§ WHAT THIS TASK INVOLVES
Here are records with pictures in them. Copy all of them exactly and leave the pictures out.

_ _ _ _ _

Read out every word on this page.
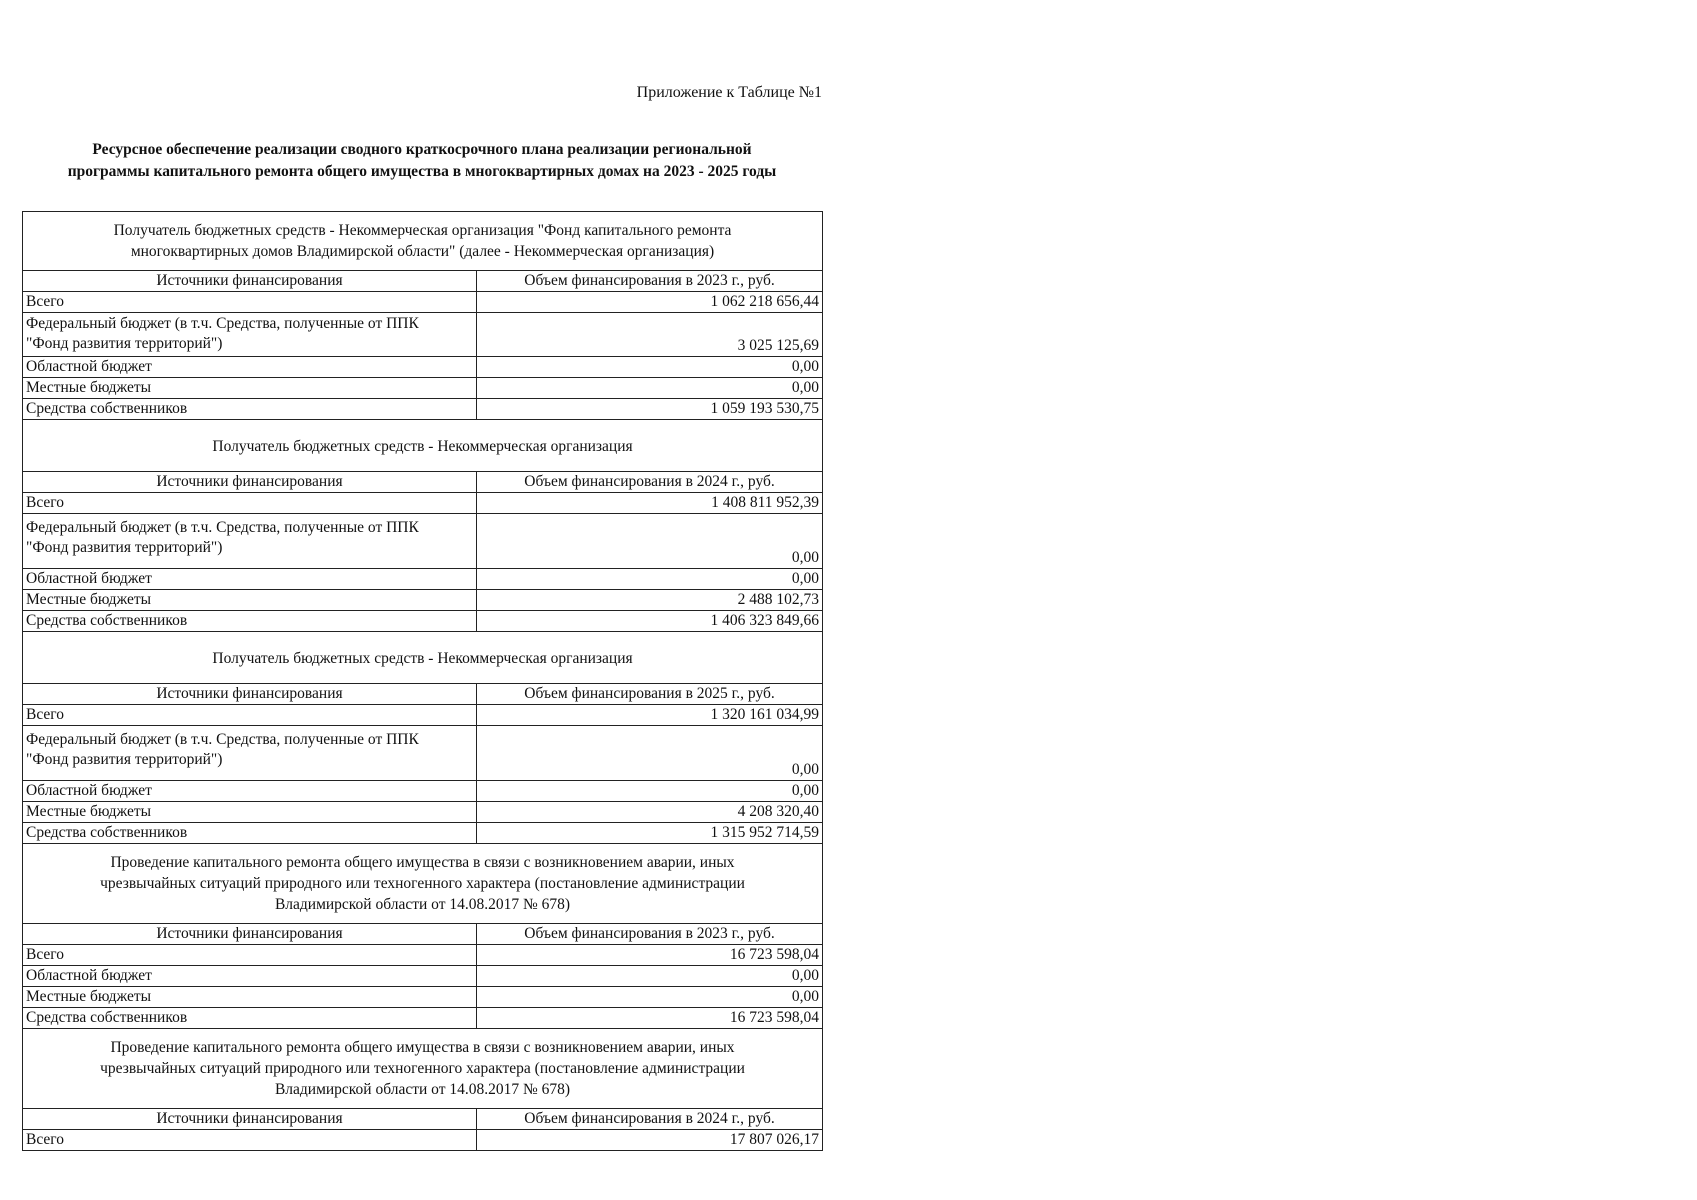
Приложение к Таблице №1
Ресурсное обеспечение реализации сводного краткосрочного плана реализации региональной
программы капитального ремонта общего имущества в многоквартирных домах на 2023 - 2025 годы
Получатель бюджетных средств - Некоммерческая организация "Фонд капитального ремонта
многоквартирных домов Владимирской области" (далее - Некоммерческая организация)	

Источники финансирования	Объем финансирования в 2023 г., руб.
Всего	1 062 218 656,44

Федеральный бюджет (в т.ч. Средства, полученные от ППК
"Фонд развития территорий")	3 025 125,69
Областной бюджет	0,00
Местные бюджеты	0,00
Средства собственников	1 059 193 530,75
Получатель бюджетных средств - Некоммерческая организация	
Источники финансирования	Объем финансирования в 2024 г., руб.
Всего	1 408 811 952,39

Федеральный бюджет (в т.ч. Средства, полученные от ППК
"Фонд развития территорий")	0,00
Областной бюджет	0,00
Местные бюджеты	2 488 102,73
Средства собственников	1 406 323 849,66
Получатель бюджетных средств - Некоммерческая организация	
Источники финансирования	Объем финансирования в 2025 г., руб.
Всего	1 320 161 034,99

Федеральный бюджет (в т.ч. Средства, полученные от ППК
"Фонд развития территорий")	0,00
Областной бюджет	0,00
Местные бюджеты	4 208 320,40
Средства собственников	1 315 952 714,59

Проведение капитального ремонта общего имущества в связи с возникновением аварии, иных
чрезвычайных ситуаций природного или техногенного характера (постановление администрации
Владимирской области от 14.08.2017 № 678)	

Источники финансирования	Объем финансирования в 2023 г., руб.
Всего	16 723 598,04
Областной бюджет	0,00
Местные бюджеты	0,00
Средства собственников	16 723 598,04

Проведение капитального ремонта общего имущества в связи с возникновением аварии, иных
чрезвычайных ситуаций природного или техногенного характера (постановление администрации
Владимирской области от 14.08.2017 № 678)	

Источники финансирования	Объем финансирования в 2024 г., руб.
Всего	17 807 026,17
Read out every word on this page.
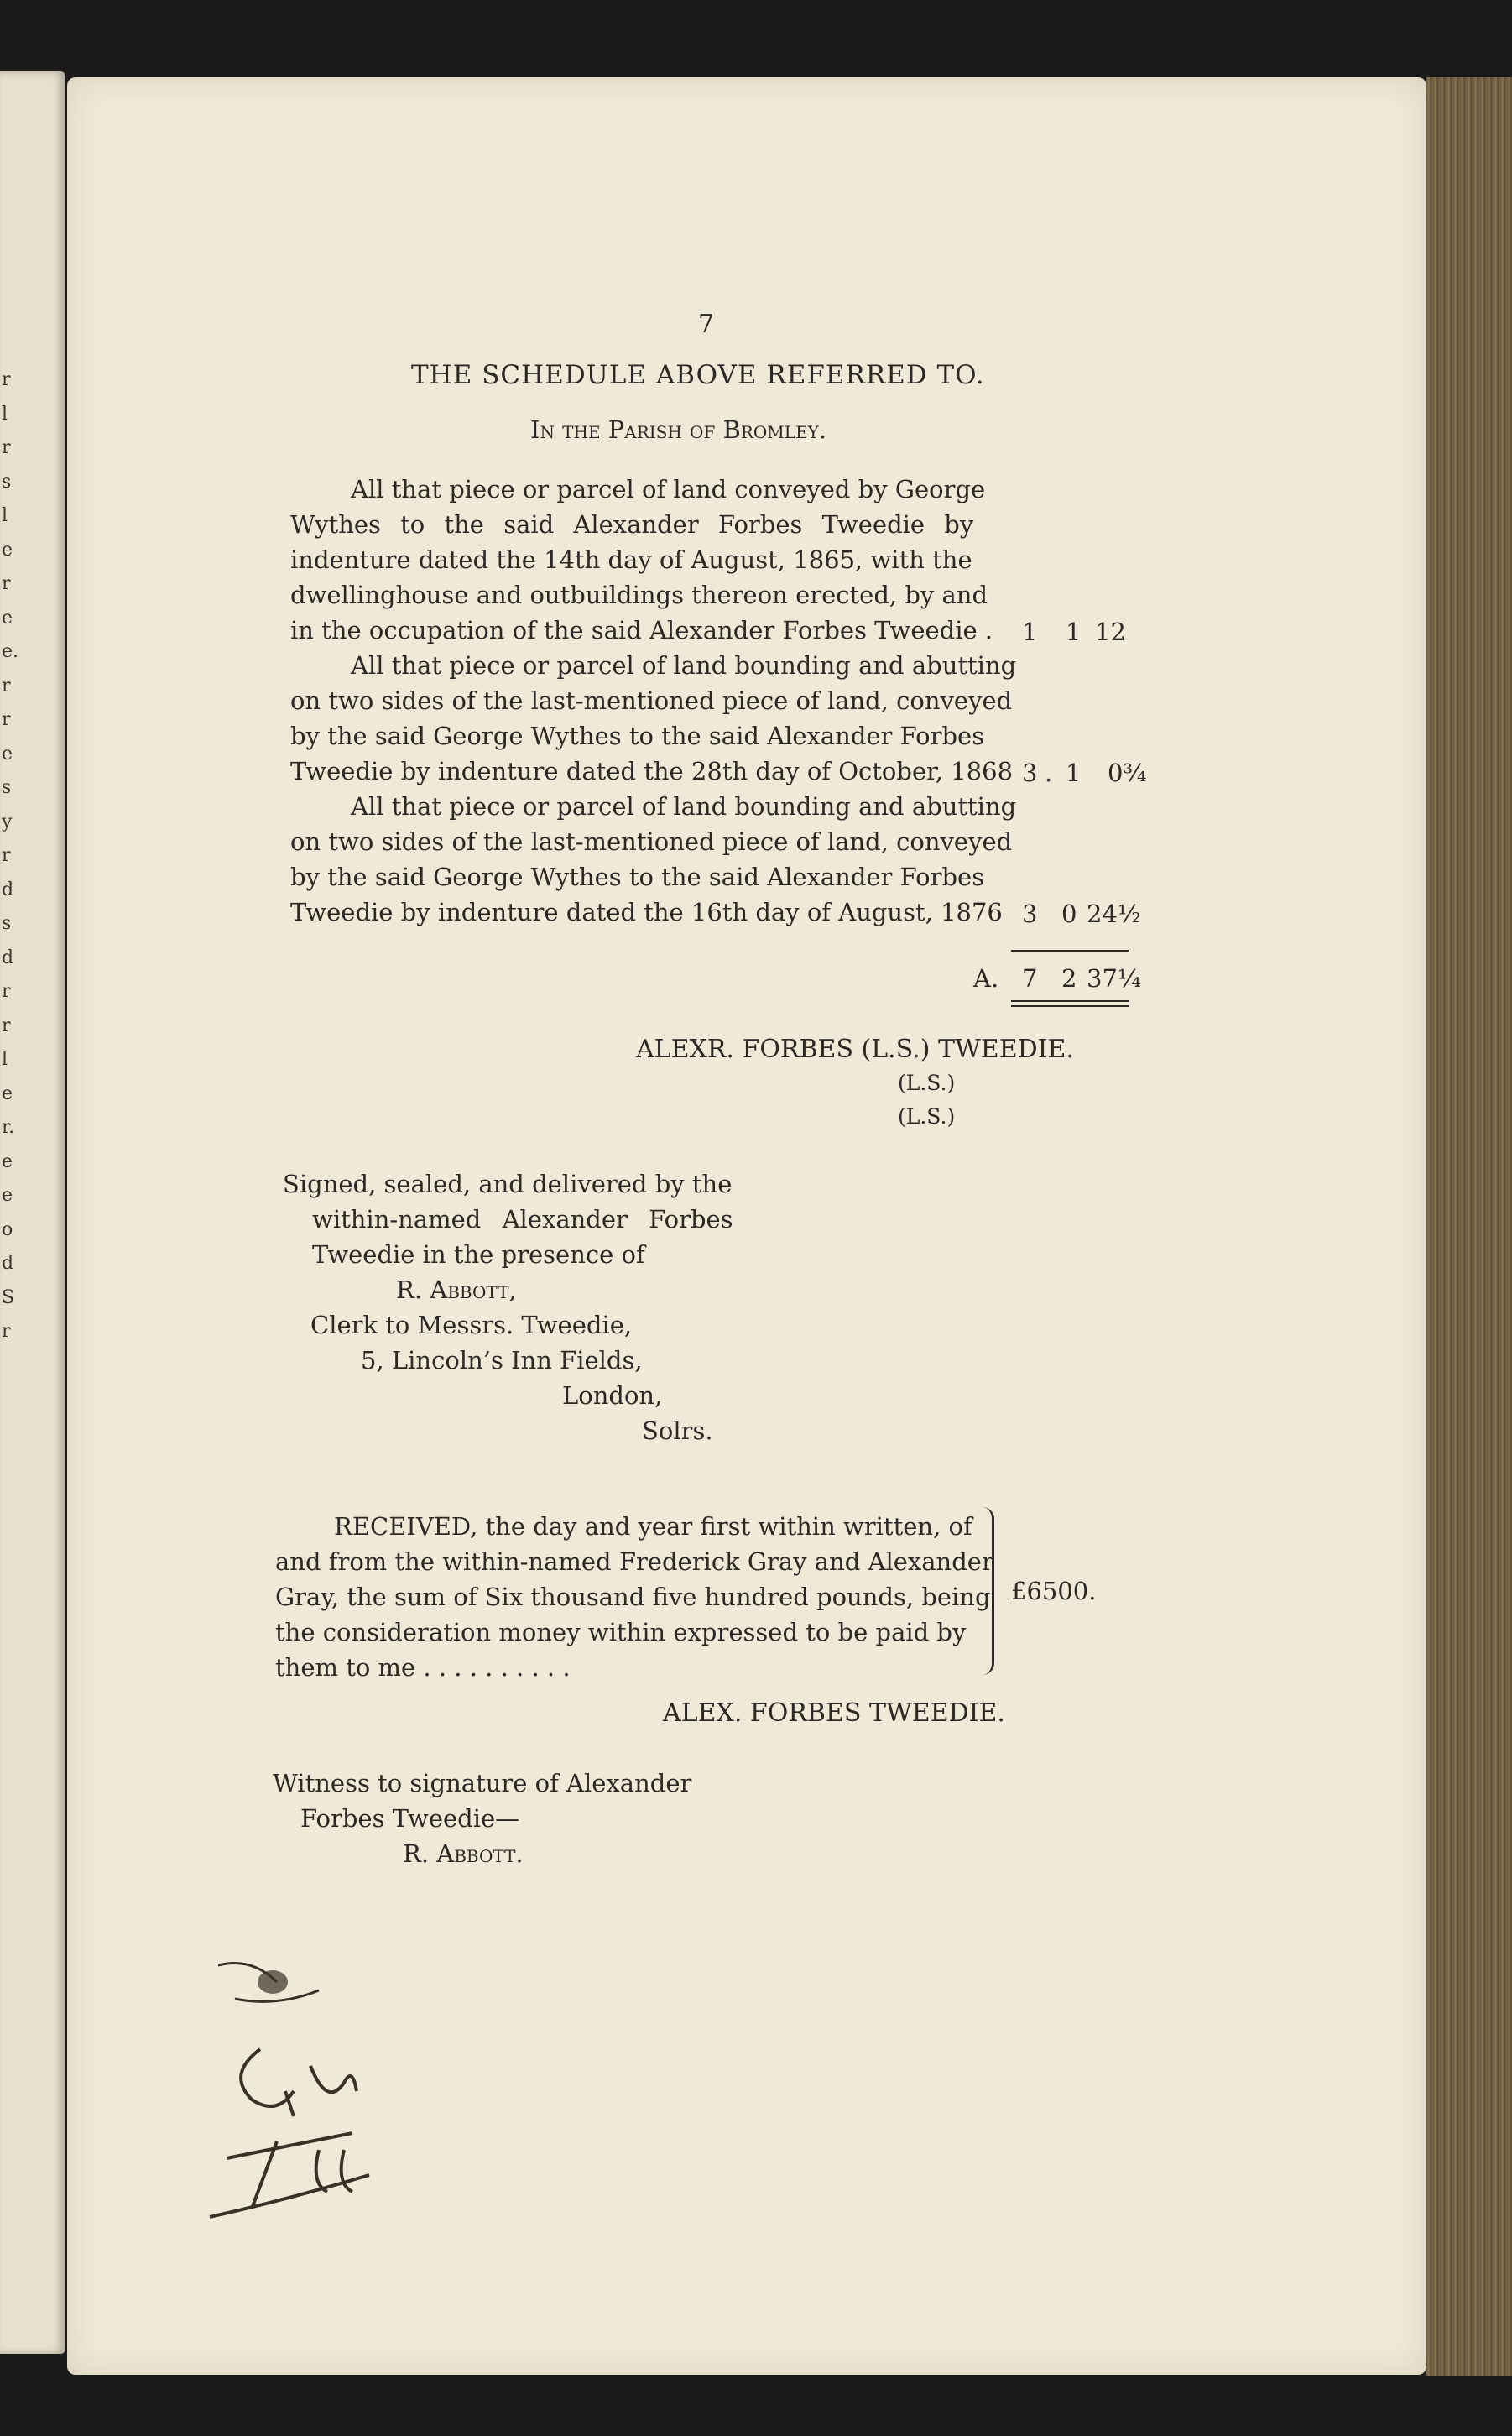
r
l
r
s
l
e
r
e
e.
r
r
e
s
y
r
d
s
d
r
r
l
e
r.
e
e
o
d
S
r
7
THE SCHEDULE ABOVE REFERRED TO.
In the Parish of Bromley.
All that piece or parcel of land conveyed by George
Wythes to the said Alexander Forbes Tweedie by
indenture dated the 14th day of August, 1865, with the
dwellinghouse and outbuildings thereon erected, by and
in the occupation of the said Alexander Forbes Tweedie . 1 1 12
All that piece or parcel of land bounding and abutting
on two sides of the last-mentioned piece of land, conveyed
by the said George Wythes to the said Alexander Forbes
Tweedie by indenture dated the 28th day of October, 1868 3 . 1 0¾
All that piece or parcel of land bounding and abutting
on two sides of the last-mentioned piece of land, conveyed
by the said George Wythes to the said Alexander Forbes
Tweedie by indenture dated the 16th day of August, 1876 3 0 24½
A. 7 2 37¼
ALEXR. FORBES (L.S.) TWEEDIE.
(L.S.)
(L.S.)
Signed, sealed, and delivered by the
within-named Alexander Forbes
Tweedie in the presence of
R. Abbott,
Clerk to Messrs. Tweedie,
5, Lincoln’s Inn Fields,
London,
Solrs.
RECEIVED, the day and year first within written, of
and from the within-named Frederick Gray and Alexander
Gray, the sum of Six thousand five hundred pounds, being
the consideration money within expressed to be paid by
them to me . . . . . . . . . .
£6500.
ALEX. FORBES TWEEDIE.
Witness to signature of Alexander
Forbes Tweedie—
R. Abbott.
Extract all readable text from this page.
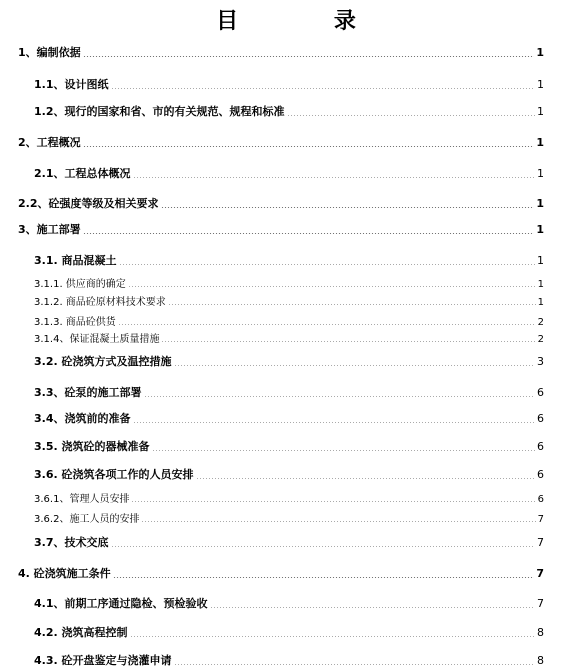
目 录
1、编制依据	1
1.1、设计图纸	1
1.2、现行的国家和省、市的有关规范、规程和标准	1
2、工程概况	1
2.1、工程总体概况	1
2.2、砼强度等级及相关要求	1
3、施工部署	1
3.1. 商品混凝土	1
3.1.1. 供应商的确定	1
3.1.2. 商品砼原材料技术要求	1
3.1.3. 商品砼供货	2
3.1.4、保证混凝土质量措施	2
3.2. 砼浇筑方式及温控措施	3
3.3、砼泵的施工部署	6
3.4、浇筑前的准备	6
3.5. 浇筑砼的器械准备	6
3.6. 砼浇筑各项工作的人员安排	6
3.6.1、管理人员安排	6
3.6.2、施工人员的安排	7
3.7、技术交底	7
4. 砼浇筑施工条件	7
4.1、前期工序通过隐检、预检验收	7
4.2. 浇筑高程控制	8
4.3. 砼开盘鉴定与浇灌申请	8
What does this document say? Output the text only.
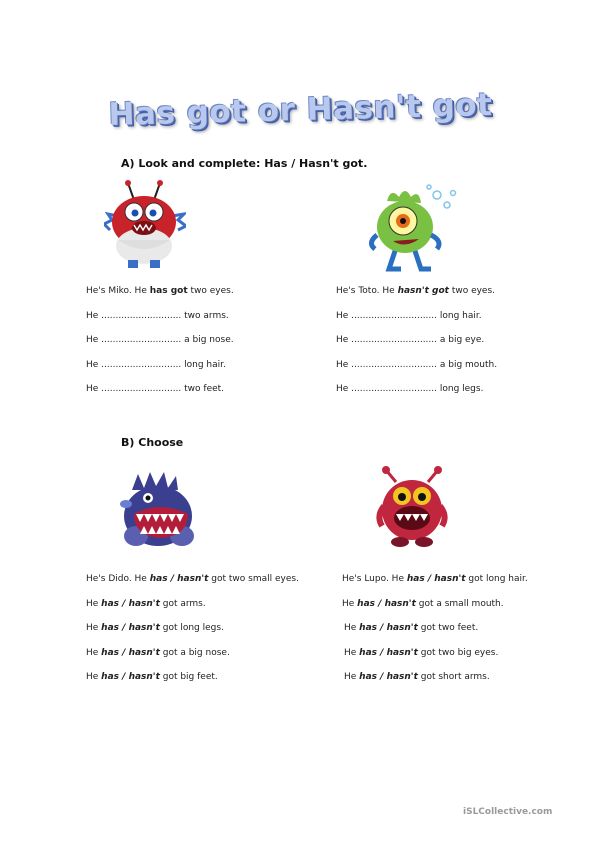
Has got or Hasn't got
A) Look and complete: Has / Hasn't got.
He's Miko. He has got two eyes.
He ............................ two arms.
He ............................ a big nose.
He ............................ long hair.
He ............................ two feet.
He's Toto. He hasn't got two eyes.
He .............................. long hair.
He .............................. a big eye.
He .............................. a big mouth.
He .............................. long legs.
B) Choose
He's Dido. He has / hasn't got two small eyes.
He has / hasn't got arms.
He has / hasn't got long legs.
He has / hasn't got a big nose.
He has / hasn't got big feet.
He's Lupo. He has / hasn't got long hair.
He has / hasn't got a small mouth.
He has / hasn't got two feet.
He has / hasn't got two big eyes.
He has / hasn't got short arms.
iSLCollective.com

_ _ _ _ _

§ EXERCISE ANSWER
Read out every word on this page.
Приложение к Таблице №1
Ресурсное обеспечение реализации сводного краткосрочного плана реализации региональной
программы капитального ремонта общего имущества в многоквартирных домах на 2023 - 2025 годы
Получатель бюджетных средств - Некоммерческая организация "Фонд капитального ремонта
многоквартирных домов Владимирской области" (далее - Некоммерческая организация)	

Источники финансирования	Объем финансирования в 2023 г., руб.
Всего	1 062 218 656,44

Федеральный бюджет (в т.ч. Средства, полученные от ППК
"Фонд развития территорий")	3 025 125,69
Областной бюджет	0,00
Местные бюджеты	0,00
Средства собственников	1 059 193 530,75
Получатель бюджетных средств - Некоммерческая организация	
Источники финансирования	Объем финансирования в 2024 г., руб.
Всего	1 408 811 952,39

Федеральный бюджет (в т.ч. Средства, полученные от ППК
"Фонд развития территорий")	0,00
Областной бюджет	0,00
Местные бюджеты	2 488 102,73
Средства собственников	1 406 323 849,66
Получатель бюджетных средств - Некоммерческая организация	
Источники финансирования	Объем финансирования в 2025 г., руб.
Всего	1 320 161 034,99

Федеральный бюджет (в т.ч. Средства, полученные от ППК
"Фонд развития территорий")	0,00
Областной бюджет	0,00
Местные бюджеты	4 208 320,40
Средства собственников	1 315 952 714,59

Проведение капитального ремонта общего имущества в связи с возникновением аварии, иных
чрезвычайных ситуаций природного или техногенного характера (постановление администрации
Владимирской области от 14.08.2017 № 678)	

Источники финансирования	Объем финансирования в 2023 г., руб.
Всего	16 723 598,04
Областной бюджет	0,00
Местные бюджеты	0,00
Средства собственников	16 723 598,04

Проведение капитального ремонта общего имущества в связи с возникновением аварии, иных
чрезвычайных ситуаций природного или техногенного характера (постановление администрации
Владимирской области от 14.08.2017 № 678)	

Источники финансирования	Объем финансирования в 2024 г., руб.
Всего	17 807 026,17
Read out every word on this page.
r
l
r
s
l
e
r
e
e.
r
r
e
s
y
r
d
s
d
r
r
l
e
r.
e
e
o
d
S
r
7
THE SCHEDULE ABOVE REFERRED TO.
In the Parish of Bromley.
All that piece or parcel of land conveyed by George
Wythes to the said Alexander Forbes Tweedie by
indenture dated the 14th day of August, 1865, with the
dwellinghouse and outbuildings thereon erected, by and
in the occupation of the said Alexander Forbes Tweedie . 1 1 12
All that piece or parcel of land bounding and abutting
on two sides of the last-mentioned piece of land, conveyed
by the said George Wythes to the said Alexander Forbes
Tweedie by indenture dated the 28th day of October, 1868 3 . 1 0¾
All that piece or parcel of land bounding and abutting
on two sides of the last-mentioned piece of land, conveyed
by the said George Wythes to the said Alexander Forbes
Tweedie by indenture dated the 16th day of August, 1876 3 0 24½
A. 7 2 37¼
ALEXR. FORBES (L.S.) TWEEDIE.
(L.S.)
(L.S.)
Signed, sealed, and delivered by the
within-named Alexander Forbes
Tweedie in the presence of
R. Abbott,
Clerk to Messrs. Tweedie,
5, Lincoln’s Inn Fields,
London,
Solrs.
RECEIVED, the day and year first within written, of
and from the within-named Frederick Gray and Alexander
Gray, the sum of Six thousand five hundred pounds, being
the consideration money within expressed to be paid by
them to me . . . . . . . . . .
£6500.
ALEX. FORBES TWEEDIE.
Witness to signature of Alexander
Forbes Tweedie—
R. Abbott.
Extract all readable text from this page.
目 录
1、编制依据	1
1.1、设计图纸	1
1.2、现行的国家和省、市的有关规范、规程和标准	1
2、工程概况	1
2.1、工程总体概况	1
2.2、砼强度等级及相关要求	1
3、施工部署	1
3.1. 商品混凝土	1
3.1.1. 供应商的确定	1
3.1.2. 商品砼原材料技术要求	1
3.1.3. 商品砼供货	2
3.1.4、保证混凝土质量措施	2
3.2. 砼浇筑方式及温控措施	3
3.3、砼泵的施工部署	6
3.4、浇筑前的准备	6
3.5. 浇筑砼的器械准备	6
3.6. 砼浇筑各项工作的人员安排	6
3.6.1、管理人员安排	6
3.6.2、施工人员的安排	7
3.7、技术交底	7
4. 砼浇筑施工条件	7
4.1、前期工序通过隐检、预检验收	7
4.2. 浇筑高程控制	8
4.3. 砼开盘鉴定与浇灌申请	8
What does this document say? Output the text only.
Has got or Hasn't got
A) Look and complete: Has / Hasn't got.
He's Miko. He has got two eyes.
He ............................ two arms.
He ............................ a big nose.
He ............................ long hair.
He ............................ two feet.
He's Toto. He hasn't got two eyes.
He .............................. long hair.
He .............................. a big eye.
He .............................. a big mouth.
He .............................. long legs.
B) Choose
He's Dido. He has / hasn't got two small eyes.
He has / hasn't got arms.
He has / hasn't got long legs.
He has / hasn't got a big nose.
He has / hasn't got big feet.
He's Lupo. He has / hasn't got long hair.
He has / hasn't got a small mouth.
He has / hasn't got two feet.
He has / hasn't got two big eyes.
He has / hasn't got short arms.
iSLCollective.com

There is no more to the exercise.